From the entries below, say how many lines carry the word "name", and give nothing but the number.

(Dataset entries)
========================

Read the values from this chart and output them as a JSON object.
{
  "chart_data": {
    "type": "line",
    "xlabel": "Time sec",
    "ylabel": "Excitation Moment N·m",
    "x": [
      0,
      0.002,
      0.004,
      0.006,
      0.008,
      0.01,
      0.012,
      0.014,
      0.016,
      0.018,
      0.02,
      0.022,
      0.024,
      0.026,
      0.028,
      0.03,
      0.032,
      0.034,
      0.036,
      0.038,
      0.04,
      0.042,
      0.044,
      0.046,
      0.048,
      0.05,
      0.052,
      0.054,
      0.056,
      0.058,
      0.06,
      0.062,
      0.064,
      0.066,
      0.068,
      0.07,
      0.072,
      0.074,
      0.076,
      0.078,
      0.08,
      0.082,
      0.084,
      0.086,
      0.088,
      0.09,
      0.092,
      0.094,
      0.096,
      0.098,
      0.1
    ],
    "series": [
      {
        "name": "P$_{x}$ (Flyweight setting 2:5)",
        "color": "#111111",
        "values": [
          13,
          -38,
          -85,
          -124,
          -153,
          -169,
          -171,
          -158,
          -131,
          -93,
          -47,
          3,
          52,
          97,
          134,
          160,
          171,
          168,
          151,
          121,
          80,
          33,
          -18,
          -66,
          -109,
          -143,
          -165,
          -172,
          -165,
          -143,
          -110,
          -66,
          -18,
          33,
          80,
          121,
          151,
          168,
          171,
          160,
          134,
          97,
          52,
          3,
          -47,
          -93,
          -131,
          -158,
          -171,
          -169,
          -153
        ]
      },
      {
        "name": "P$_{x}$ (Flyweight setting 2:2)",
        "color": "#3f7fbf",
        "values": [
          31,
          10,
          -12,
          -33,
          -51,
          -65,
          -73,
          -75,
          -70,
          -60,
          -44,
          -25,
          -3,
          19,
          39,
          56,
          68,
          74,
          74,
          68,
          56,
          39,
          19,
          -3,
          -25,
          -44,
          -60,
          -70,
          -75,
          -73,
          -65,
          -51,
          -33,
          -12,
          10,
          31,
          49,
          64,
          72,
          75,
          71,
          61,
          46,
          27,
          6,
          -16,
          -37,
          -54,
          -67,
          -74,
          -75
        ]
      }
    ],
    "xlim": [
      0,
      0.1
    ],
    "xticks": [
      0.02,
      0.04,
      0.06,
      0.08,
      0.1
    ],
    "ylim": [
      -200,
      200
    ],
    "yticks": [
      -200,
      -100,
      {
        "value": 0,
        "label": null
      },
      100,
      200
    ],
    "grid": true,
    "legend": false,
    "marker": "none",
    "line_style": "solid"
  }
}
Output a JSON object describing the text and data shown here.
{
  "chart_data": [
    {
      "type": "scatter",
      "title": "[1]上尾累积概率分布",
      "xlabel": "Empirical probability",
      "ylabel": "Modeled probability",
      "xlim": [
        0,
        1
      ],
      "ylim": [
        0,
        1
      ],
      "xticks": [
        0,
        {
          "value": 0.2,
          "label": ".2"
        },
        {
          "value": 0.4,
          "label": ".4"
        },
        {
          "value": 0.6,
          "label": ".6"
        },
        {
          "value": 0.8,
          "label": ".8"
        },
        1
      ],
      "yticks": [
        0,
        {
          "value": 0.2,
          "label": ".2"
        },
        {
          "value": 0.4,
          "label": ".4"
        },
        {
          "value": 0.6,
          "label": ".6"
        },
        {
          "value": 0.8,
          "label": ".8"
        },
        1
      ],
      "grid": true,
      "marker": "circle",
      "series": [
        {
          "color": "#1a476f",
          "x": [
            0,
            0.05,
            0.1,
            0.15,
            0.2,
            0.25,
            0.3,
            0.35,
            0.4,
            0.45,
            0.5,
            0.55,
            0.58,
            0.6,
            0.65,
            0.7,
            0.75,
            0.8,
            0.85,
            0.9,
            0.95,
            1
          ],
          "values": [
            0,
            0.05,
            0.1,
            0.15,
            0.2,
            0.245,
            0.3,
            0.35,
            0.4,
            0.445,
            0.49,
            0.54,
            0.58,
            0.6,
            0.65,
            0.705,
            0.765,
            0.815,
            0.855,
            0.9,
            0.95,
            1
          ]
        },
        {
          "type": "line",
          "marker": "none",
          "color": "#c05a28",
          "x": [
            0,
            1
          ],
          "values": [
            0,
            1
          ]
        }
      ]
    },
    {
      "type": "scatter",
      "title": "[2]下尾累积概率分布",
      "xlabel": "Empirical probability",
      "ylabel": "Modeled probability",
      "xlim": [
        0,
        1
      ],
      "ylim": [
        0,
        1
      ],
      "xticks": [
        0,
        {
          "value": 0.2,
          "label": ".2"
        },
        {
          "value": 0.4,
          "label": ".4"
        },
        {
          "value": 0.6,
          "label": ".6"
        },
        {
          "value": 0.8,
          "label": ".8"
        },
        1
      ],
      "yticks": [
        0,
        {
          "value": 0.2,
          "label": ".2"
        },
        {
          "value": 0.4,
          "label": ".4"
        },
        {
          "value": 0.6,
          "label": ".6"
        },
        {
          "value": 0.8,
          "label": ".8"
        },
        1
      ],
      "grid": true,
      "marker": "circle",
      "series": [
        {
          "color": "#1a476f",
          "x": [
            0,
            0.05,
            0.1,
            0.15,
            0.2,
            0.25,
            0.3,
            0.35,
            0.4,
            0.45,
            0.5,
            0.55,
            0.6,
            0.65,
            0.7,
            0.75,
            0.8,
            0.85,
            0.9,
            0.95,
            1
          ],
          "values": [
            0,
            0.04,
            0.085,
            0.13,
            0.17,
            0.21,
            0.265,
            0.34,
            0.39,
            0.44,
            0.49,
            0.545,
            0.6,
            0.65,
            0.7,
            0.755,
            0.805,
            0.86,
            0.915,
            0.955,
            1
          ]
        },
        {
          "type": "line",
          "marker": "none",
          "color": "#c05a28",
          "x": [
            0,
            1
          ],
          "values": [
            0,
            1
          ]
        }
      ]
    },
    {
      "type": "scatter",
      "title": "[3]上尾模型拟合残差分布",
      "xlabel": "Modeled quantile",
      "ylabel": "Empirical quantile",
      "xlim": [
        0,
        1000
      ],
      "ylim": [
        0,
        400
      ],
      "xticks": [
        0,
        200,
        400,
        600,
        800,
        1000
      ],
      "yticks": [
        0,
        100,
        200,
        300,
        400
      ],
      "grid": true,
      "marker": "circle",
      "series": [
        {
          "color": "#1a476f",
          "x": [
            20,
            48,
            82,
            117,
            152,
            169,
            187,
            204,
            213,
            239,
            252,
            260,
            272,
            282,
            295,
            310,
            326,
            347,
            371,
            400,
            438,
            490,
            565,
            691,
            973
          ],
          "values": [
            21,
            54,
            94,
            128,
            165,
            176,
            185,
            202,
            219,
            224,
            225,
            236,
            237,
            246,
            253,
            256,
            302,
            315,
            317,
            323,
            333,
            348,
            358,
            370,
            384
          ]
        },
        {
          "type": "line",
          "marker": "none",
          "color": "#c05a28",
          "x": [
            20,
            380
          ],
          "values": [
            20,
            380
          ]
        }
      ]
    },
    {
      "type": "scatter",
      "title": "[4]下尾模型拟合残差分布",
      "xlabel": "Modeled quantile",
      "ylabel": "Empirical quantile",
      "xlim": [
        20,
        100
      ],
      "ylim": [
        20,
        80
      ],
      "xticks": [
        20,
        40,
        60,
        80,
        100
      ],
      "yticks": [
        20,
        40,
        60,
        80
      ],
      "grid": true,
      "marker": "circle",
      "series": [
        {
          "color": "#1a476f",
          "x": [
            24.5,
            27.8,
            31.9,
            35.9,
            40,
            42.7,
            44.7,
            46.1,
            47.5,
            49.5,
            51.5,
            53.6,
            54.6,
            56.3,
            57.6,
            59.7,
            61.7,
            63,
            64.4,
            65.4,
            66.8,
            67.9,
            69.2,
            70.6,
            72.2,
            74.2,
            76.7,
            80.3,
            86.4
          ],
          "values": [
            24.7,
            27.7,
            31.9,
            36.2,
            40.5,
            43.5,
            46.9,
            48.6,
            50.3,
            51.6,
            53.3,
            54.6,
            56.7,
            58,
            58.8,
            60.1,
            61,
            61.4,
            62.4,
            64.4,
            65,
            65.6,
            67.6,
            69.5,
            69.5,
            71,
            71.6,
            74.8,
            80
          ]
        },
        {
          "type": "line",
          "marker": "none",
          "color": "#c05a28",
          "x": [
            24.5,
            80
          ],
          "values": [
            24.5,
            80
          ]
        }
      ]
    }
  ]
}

========================

| Written answer |
2